* Start Provided records *

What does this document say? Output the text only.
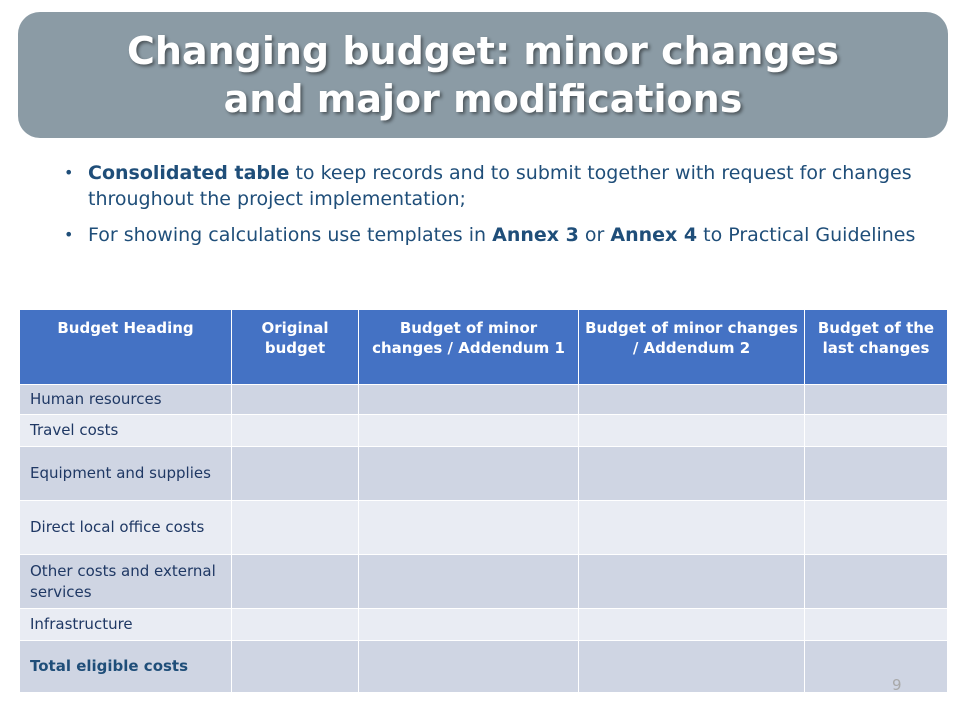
Changing budget: minor changes
and major modifications
• Consolidated table to keep records and to submit together with request for changes throughout the project implementation;
• For showing calculations use templates in Annex 3 or Annex 4 to Practical Guidelines
Budget Heading	Original budget	Budget of minor changes / Addendum 1	Budget of minor changes / Addendum 2	Budget of the last changes
Human resources				
Travel costs				
Equipment and supplies				
Direct local office costs				
Other costs and external services				
Infrastructure				
Total eligible costs				
9
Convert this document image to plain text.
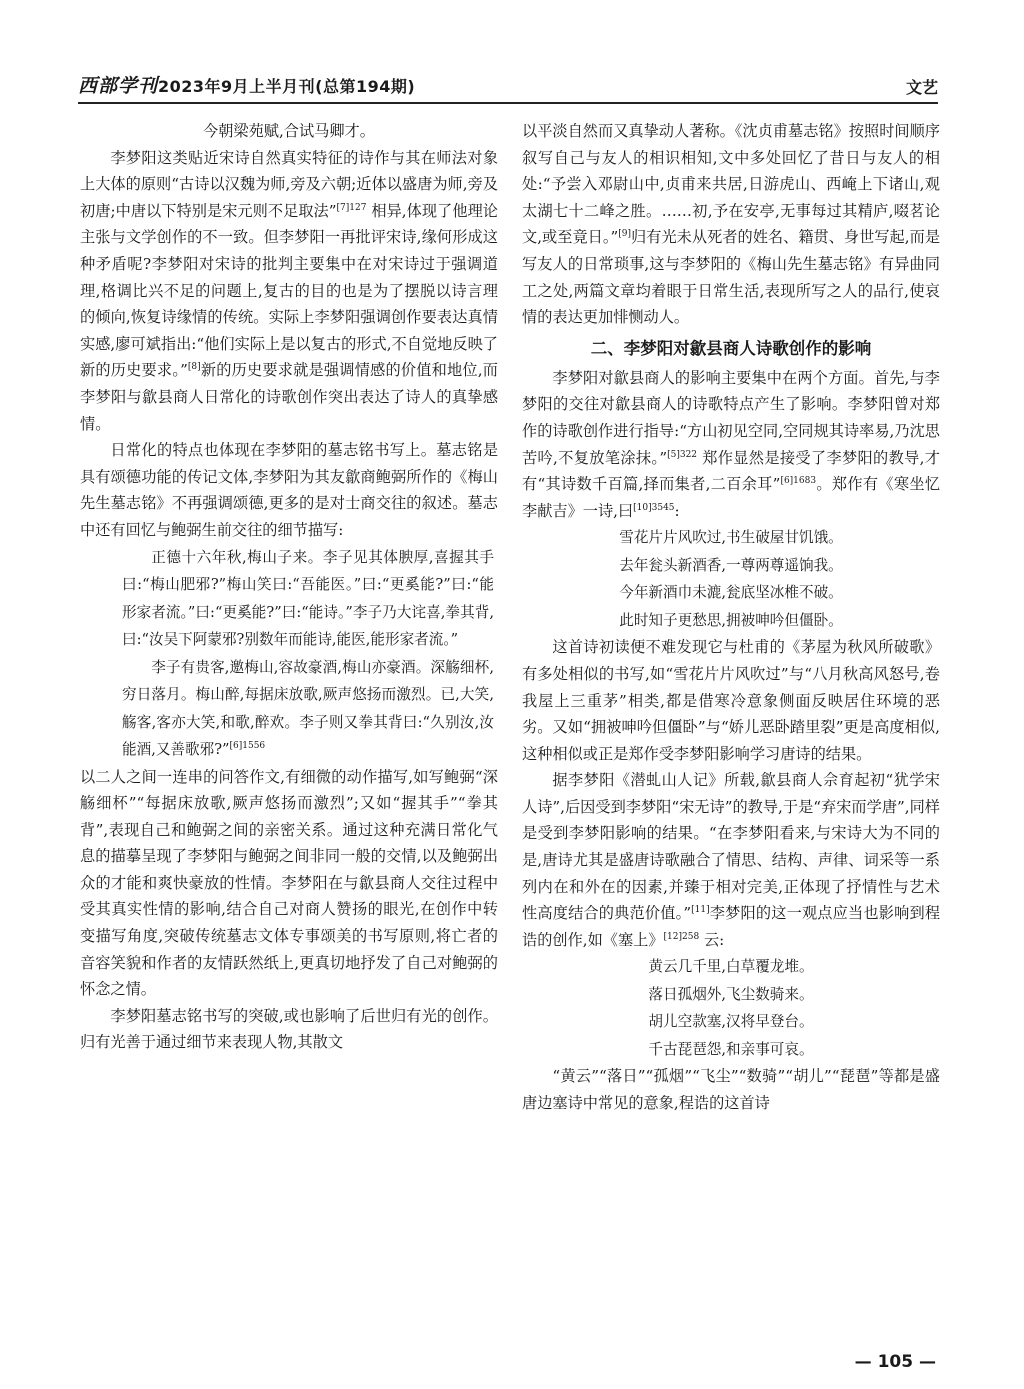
西部学刊2023年9月上半月刊(总第194期)	文艺

今朝梁苑赋,合试马卿才。

李梦阳这类贴近宋诗自然真实特征的诗作与其在师法对象上大体的原则“古诗以汉魏为师,旁及六朝;近体以盛唐为师,旁及初唐;中唐以下特别是宋元则不足取法”$^{[7]127}$ 相异,体现了他理论主张与文学创作的不一致。但李梦阳一再批评宋诗,缘何形成这种矛盾呢?李梦阳对宋诗的批判主要集中在对宋诗过于强调道理,格调比兴不足的问题上,复古的目的也是为了摆脱以诗言理的倾向,恢复诗缘情的传统。实际上李梦阳强调创作要表达真情实感,廖可斌指出:“他们实际上是以复古的形式,不自觉地反映了新的历史要求。”[8]新的历史要求就是强调情感的价值和地位,而李梦阳与歙县商人日常化的诗歌创作突出表达了诗人的真挚感情。

日常化的特点也体现在李梦阳的墓志铭书写上。墓志铭是具有颂德功能的传记文体,李梦阳为其友歙商鲍弼所作的《梅山先生墓志铭》不再强调颂德,更多的是对士商交往的叙述。墓志中还有回忆与鲍弼生前交往的细节描写:

正德十六年秋,梅山子来。李子见其体腴厚,喜握其手曰:“梅山肥邪?”梅山笑曰:“吾能医。”曰:“更奚能?”曰:“能形家者流。”曰:“更奚能?”曰:“能诗。”李子乃大诧喜,拳其背,曰:“汝吴下阿蒙邪?别数年而能诗,能医,能形家者流。”

李子有贵客,邀梅山,容故豪酒,梅山亦豪酒。深觞细杯,穷日落月。梅山醉,每据床放歌,厥声悠扬而激烈。已,大笑,觞客,客亦大笑,和歌,醉欢。李子则又拳其背曰:“久别汝,汝能酒,又善歌邪?”$^{[6]1556}$

以二人之间一连串的问答作文,有细微的动作描写,如写鲍弼“深觞细杯”“每据床放歌,厥声悠扬而激烈”;又如“握其手”“拳其背”,表现自己和鲍弼之间的亲密关系。通过这种充满日常化气息的描摹呈现了李梦阳与鲍弼之间非同一般的交情,以及鲍弼出众的才能和爽快豪放的性情。李梦阳在与歙县商人交往过程中受其真实性情的影响,结合自己对商人赞扬的眼光,在创作中转变描写角度,突破传统墓志文体专事颂美的书写原则,将亡者的音容笑貌和作者的友情跃然纸上,更真切地抒发了自己对鲍弼的怀念之情。

李梦阳墓志铭书写的突破,或也影响了后世归有光的创作。归有光善于通过细节来表现人物,其散文

以平淡自然而又真挚动人著称。《沈贞甫墓志铭》按照时间顺序叙写自己与友人的相识相知,文中多处回忆了昔日与友人的相处:“予尝入邓尉山中,贞甫来共居,日游虎山、西崦上下诸山,观太湖七十二峰之胜。……初,予在安亭,无事每过其精庐,啜茗论文,或至竟日。”[9]归有光未从死者的姓名、籍贯、身世写起,而是写友人的日常琐事,这与李梦阳的《梅山先生墓志铭》有异曲同工之处,两篇文章均着眼于日常生活,表现所写之人的品行,使哀情的表达更加悱恻动人。

二、李梦阳对歙县商人诗歌创作的影响

李梦阳对歙县商人的影响主要集中在两个方面。首先,与李梦阳的交往对歙县商人的诗歌特点产生了影响。李梦阳曾对郑作的诗歌创作进行指导:“方山初见空同,空同规其诗率易,乃沈思苦吟,不复放笔涂抹。”$^{[5]322}$ 郑作显然是接受了李梦阳的教导,才有“其诗数千百篇,择而集者,二百余耳”$^{[6]1683}$。郑作有《寒坐忆李献吉》一诗,曰$^{[10]3545}$:

雪花片片风吹过,书生破屋甘饥饿。

去年瓮头新酒香,一尊两尊遥饷我。

今年新酒巾未漉,瓮底坚冰椎不破。

此时知子更愁思,拥被呻吟但僵卧。

这首诗初读便不难发现它与杜甫的《茅屋为秋风所破歌》有多处相似的书写,如“雪花片片风吹过”与“八月秋高风怒号,卷我屋上三重茅”相类,都是借寒冷意象侧面反映居住环境的恶劣。又如“拥被呻吟但僵卧”与“娇儿恶卧踏里裂”更是高度相似,这种相似或正是郑作受李梦阳影响学习唐诗的结果。

据李梦阳《潜虬山人记》所载,歙县商人佘育起初“犹学宋人诗”,后因受到李梦阳“宋无诗”的教导,于是“弃宋而学唐”,同样是受到李梦阳影响的结果。“在李梦阳看来,与宋诗大为不同的是,唐诗尤其是盛唐诗歌融合了情思、结构、声律、词采等一系列内在和外在的因素,并臻于相对完美,正体现了抒情性与艺术性高度结合的典范价值。”[11]李梦阳的这一观点应当也影响到程诰的创作,如《塞上》$^{[12]258}$ 云:

黄云几千里,白草覆龙堆。

落日孤烟外,飞尘数骑来。

胡儿空款塞,汉将早登台。

千古琵琶怨,和亲事可哀。

“黄云”“落日”“孤烟”“飞尘”“数骑”“胡儿”“琵琶”等都是盛唐边塞诗中常见的意象,程诰的这首诗

— 105 —
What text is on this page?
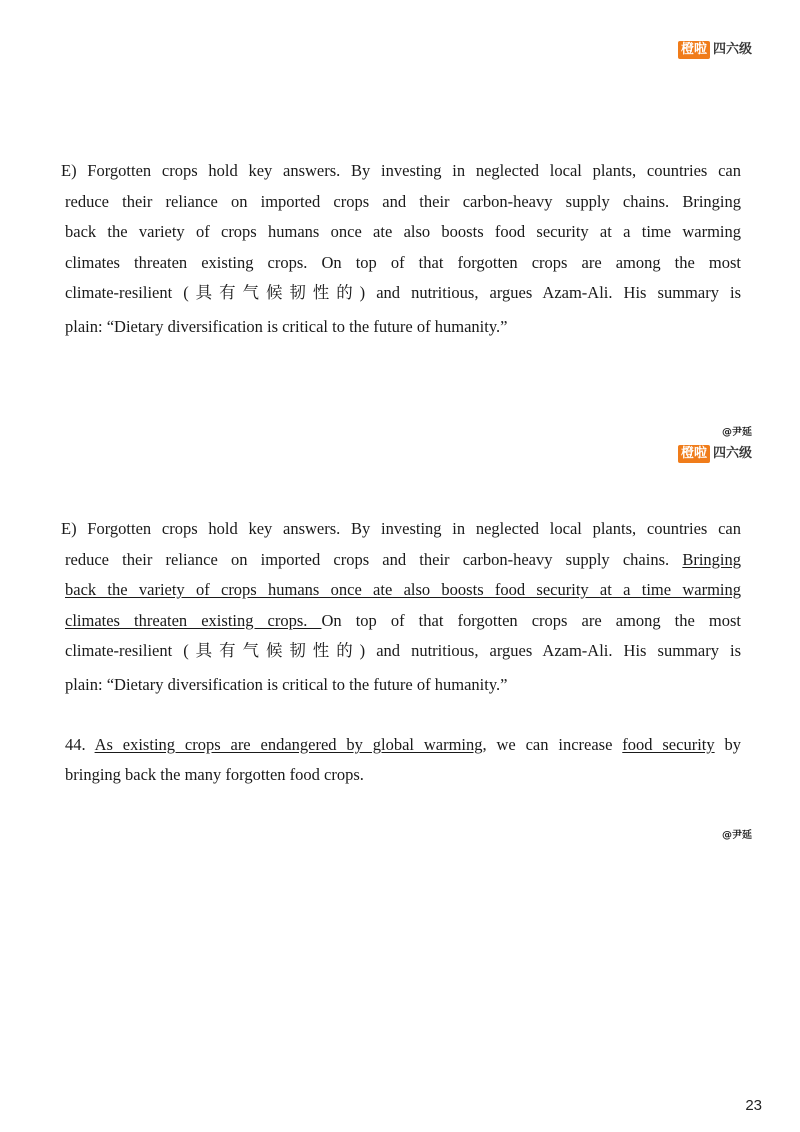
橙啦 四六级
E) Forgotten crops hold key answers. By investing in neglected local plants, countries can
reduce their reliance on imported crops and their carbon-heavy supply chains. Bringing
back the variety of crops humans once ate also boosts food security at a time warming
climates threaten existing crops. On top of that forgotten crops are among the most
climate-resilient (具有气候韧性的) and nutritious, argues Azam-Ali. His summary is
plain: “Dietary diversification is critical to the future of humanity.”
@尹延
橙啦 四六级
E) Forgotten crops hold key answers. By investing in neglected local plants, countries can
reduce their reliance on imported crops and their carbon-heavy supply chains. Bringing
back the variety of crops humans once ate also boosts food security at a time warming
climates threaten existing crops. On top of that forgotten crops are among the most
climate-resilient (具有气候韧性的) and nutritious, argues Azam-Ali. His summary is
plain: “Dietary diversification is critical to the future of humanity.”
44. As existing crops are endangered by global warming, we can increase food security by
bringing back the many forgotten food crops.
@尹延
23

* End Provided records *

Write out exactly the lines from the one containing "What text is on this page?" through the last line of the records above, both ends included, and leave out any pictures.

What text is on this page?
橙啦 四六级
E) Forgotten crops hold key answers. By investing in neglected local plants, countries can
reduce their reliance on imported crops and their carbon-heavy supply chains. Bringing
back the variety of crops humans once ate also boosts food security at a time warming
climates threaten existing crops. On top of that forgotten crops are among the most
climate-resilient (具有气候韧性的) and nutritious, argues Azam-Ali. His summary is
plain: “Dietary diversification is critical to the future of humanity.”
@尹延
橙啦 四六级
E) Forgotten crops hold key answers. By investing in neglected local plants, countries can
reduce their reliance on imported crops and their carbon-heavy supply chains. Bringing
back the variety of crops humans once ate also boosts food security at a time warming
climates threaten existing crops. On top of that forgotten crops are among the most
climate-resilient (具有气候韧性的) and nutritious, argues Azam-Ali. His summary is
plain: “Dietary diversification is critical to the future of humanity.”
44. As existing crops are endangered by global warming, we can increase food security by
bringing back the many forgotten food crops.
@尹延
23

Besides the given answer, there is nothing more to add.